Week 1
===
Introduction
---

* notation: 
    * $m$: number of training examples
    * $x, y$: input (feature) and output (target)
    * $(x^{(i)}, y^{(i)})$: the $i$th training example
    
矽谷都用高階語言寫 ML prototype 再 migrate 到 c++ 等

Definition
---

A computer program is said to learn from experience $E$ with respect to some class of tasks $T$ and performance measure $P$, if its performance at tasks in $T$, as measured by $P$, improves with experience $E$. 


Types
---
* supervised
    * regression -- example: given picture, predict age
    * classification 
        * SVM can deal with infinitely many features!
* unsupervised (cluster), examples:
    * organize computing clusters to make grid computing more productive
    * social network
    * market segmentation
    * cocktail party problem: separate 2 speakers' sound; separate music with speaking
    * dataset of patients suffering from heart disease. learn possible clusters to tailor the treatments


Hypothesis and Cost Functions
---
$$
h_{\vec \theta}(y) = \theta_0 + \theta_1 x, \qquad J(\vec \theta) = \frac{1}{2m}\sum_{i=1}^m\left(h_{\vec \theta}(x^{(i)}) - y^{(i)}\right)^2
$$

Gradient Descent
---
update $\theta_0$ and $\theta_1$ simultaneously: 
$$
\vec\theta \leftarrow \vec\theta - \alpha\frac{\partial}{\partial \vec\theta}J(\vec\theta)

> [PROBLEM DESCRIPTION]: Print the Week 1 notes above in full, word for word and symbol for symbol.

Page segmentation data
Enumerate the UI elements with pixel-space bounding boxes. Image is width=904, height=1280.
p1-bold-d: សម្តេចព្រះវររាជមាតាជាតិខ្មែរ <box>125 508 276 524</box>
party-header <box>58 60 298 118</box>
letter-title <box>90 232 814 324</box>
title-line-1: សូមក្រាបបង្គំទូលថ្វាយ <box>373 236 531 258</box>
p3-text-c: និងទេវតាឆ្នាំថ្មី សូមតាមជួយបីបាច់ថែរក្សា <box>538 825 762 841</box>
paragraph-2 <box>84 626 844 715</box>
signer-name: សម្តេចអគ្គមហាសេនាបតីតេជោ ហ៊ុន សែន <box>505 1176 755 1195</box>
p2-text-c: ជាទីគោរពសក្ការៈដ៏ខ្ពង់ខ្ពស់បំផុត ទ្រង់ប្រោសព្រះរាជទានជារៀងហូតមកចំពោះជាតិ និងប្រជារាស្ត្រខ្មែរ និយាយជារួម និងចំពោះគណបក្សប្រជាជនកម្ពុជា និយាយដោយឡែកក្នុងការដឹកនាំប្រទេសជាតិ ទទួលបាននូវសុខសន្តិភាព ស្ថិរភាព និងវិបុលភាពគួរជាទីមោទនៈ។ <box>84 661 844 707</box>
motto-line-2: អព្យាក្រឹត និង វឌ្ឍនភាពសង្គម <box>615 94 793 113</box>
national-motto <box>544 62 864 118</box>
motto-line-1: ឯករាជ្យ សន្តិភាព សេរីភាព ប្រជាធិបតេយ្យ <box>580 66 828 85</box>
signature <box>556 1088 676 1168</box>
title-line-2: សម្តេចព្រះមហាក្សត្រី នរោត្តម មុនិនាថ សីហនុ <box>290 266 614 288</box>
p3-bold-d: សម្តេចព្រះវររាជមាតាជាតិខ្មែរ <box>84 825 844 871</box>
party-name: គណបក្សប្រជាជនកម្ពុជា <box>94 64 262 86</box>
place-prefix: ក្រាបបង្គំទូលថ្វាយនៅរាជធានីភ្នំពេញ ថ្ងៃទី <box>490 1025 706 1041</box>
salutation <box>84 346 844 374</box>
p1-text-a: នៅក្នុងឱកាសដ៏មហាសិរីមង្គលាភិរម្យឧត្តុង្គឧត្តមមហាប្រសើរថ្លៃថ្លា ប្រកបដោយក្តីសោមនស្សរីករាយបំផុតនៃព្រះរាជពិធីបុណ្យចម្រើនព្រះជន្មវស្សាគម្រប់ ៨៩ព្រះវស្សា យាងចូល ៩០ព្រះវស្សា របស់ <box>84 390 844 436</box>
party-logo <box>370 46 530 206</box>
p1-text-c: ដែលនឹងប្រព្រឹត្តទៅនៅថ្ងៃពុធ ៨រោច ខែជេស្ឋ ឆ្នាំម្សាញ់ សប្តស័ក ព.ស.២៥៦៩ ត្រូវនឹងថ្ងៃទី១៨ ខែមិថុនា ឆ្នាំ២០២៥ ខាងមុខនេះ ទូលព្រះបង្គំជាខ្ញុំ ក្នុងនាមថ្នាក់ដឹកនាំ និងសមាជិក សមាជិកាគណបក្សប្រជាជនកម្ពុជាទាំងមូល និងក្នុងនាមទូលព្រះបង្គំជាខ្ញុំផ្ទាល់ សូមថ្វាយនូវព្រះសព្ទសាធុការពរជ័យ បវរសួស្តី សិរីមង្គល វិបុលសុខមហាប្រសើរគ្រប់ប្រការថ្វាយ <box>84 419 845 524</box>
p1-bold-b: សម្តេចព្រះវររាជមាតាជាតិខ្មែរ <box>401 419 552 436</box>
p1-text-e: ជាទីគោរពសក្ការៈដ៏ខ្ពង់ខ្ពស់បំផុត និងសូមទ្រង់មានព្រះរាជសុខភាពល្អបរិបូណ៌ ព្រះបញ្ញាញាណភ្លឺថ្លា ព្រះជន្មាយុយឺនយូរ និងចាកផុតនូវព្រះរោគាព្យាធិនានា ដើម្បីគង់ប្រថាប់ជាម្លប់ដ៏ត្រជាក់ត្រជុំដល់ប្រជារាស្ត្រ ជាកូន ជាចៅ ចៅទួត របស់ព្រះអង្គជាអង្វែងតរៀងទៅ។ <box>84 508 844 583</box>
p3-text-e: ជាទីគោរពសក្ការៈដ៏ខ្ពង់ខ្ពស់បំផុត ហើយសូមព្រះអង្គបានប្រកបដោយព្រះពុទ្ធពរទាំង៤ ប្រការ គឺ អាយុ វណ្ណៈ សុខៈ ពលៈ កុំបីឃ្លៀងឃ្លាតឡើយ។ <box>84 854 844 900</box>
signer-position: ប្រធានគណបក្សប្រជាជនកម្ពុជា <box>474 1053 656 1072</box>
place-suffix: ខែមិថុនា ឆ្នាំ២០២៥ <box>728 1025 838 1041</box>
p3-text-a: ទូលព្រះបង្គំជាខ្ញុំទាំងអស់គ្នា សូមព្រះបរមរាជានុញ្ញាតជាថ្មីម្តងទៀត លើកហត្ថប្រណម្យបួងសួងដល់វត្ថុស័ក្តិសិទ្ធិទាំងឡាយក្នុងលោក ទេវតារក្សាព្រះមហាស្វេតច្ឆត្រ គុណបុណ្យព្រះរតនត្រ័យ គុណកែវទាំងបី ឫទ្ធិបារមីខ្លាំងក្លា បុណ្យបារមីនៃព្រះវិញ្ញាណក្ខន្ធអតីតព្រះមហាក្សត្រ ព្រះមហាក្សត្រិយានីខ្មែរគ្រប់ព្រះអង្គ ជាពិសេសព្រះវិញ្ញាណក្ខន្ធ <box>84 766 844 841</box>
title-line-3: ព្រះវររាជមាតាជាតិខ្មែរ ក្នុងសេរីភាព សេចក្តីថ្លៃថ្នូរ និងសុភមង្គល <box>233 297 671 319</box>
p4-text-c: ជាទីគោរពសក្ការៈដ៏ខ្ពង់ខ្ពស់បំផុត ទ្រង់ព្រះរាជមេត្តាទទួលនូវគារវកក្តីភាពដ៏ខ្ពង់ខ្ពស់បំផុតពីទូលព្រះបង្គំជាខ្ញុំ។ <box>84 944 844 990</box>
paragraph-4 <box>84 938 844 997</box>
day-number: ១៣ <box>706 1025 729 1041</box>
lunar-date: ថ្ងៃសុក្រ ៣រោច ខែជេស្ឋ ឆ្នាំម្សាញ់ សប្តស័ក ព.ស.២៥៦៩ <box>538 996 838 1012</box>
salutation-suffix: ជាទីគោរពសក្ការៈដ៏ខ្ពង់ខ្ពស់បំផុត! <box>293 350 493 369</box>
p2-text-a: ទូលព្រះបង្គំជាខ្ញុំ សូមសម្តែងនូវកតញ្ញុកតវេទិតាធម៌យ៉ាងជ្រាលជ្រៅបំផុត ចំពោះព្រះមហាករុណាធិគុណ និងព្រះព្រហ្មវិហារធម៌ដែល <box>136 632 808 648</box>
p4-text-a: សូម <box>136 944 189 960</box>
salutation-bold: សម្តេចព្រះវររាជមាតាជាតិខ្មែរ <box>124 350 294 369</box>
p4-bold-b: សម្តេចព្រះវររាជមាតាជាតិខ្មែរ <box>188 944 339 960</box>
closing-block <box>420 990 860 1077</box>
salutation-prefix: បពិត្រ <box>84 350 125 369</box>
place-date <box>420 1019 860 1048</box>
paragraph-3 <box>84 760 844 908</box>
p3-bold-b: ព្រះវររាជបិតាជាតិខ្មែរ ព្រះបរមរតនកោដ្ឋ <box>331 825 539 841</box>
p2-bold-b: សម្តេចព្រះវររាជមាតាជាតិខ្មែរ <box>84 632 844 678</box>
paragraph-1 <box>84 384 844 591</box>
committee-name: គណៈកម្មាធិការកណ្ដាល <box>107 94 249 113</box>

> [YOUR RESPONSE]:
Week 1
===
Introduction
---

* notation: 
    * $m$: number of training examples
    * $x, y$: input (feature) and output (target)
    * $(x^{(i)}, y^{(i)})$: the $i$th training example
    
矽谷都用高階語言寫 ML prototype 再 migrate 到 c++ 等

Definition
---

A computer program is said to learn from experience $E$ with respect to some class of tasks $T$ and performance measure $P$, if its performance at tasks in $T$, as measured by $P$, improves with experience $E$. 


Types
---
* supervised
    * regression -- example: given picture, predict age
    * classification 
        * SVM can deal with infinitely many features!
* unsupervised (cluster), examples:
    * organize computing clusters to make grid computing more productive
    * social network
    * market segmentation
    * cocktail party problem: separate 2 speakers' sound; separate music with speaking
    * dataset of patients suffering from heart disease. learn possible clusters to tailor the treatments


Hypothesis and Cost Functions
---
$$
h_{\vec \theta}(y) = \theta_0 + \theta_1 x, \qquad J(\vec \theta) = \frac{1}{2m}\sum_{i=1}^m\left(h_{\vec \theta}(x^{(i)}) - y^{(i)}\right)^2
$$

Gradient Descent
---
update $\theta_0$ and $\theta_1$ simultaneously: 
$$
\vec\theta \leftarrow \vec\theta - \alpha\frac{\partial}{\partial \vec\theta}J(\vec\theta)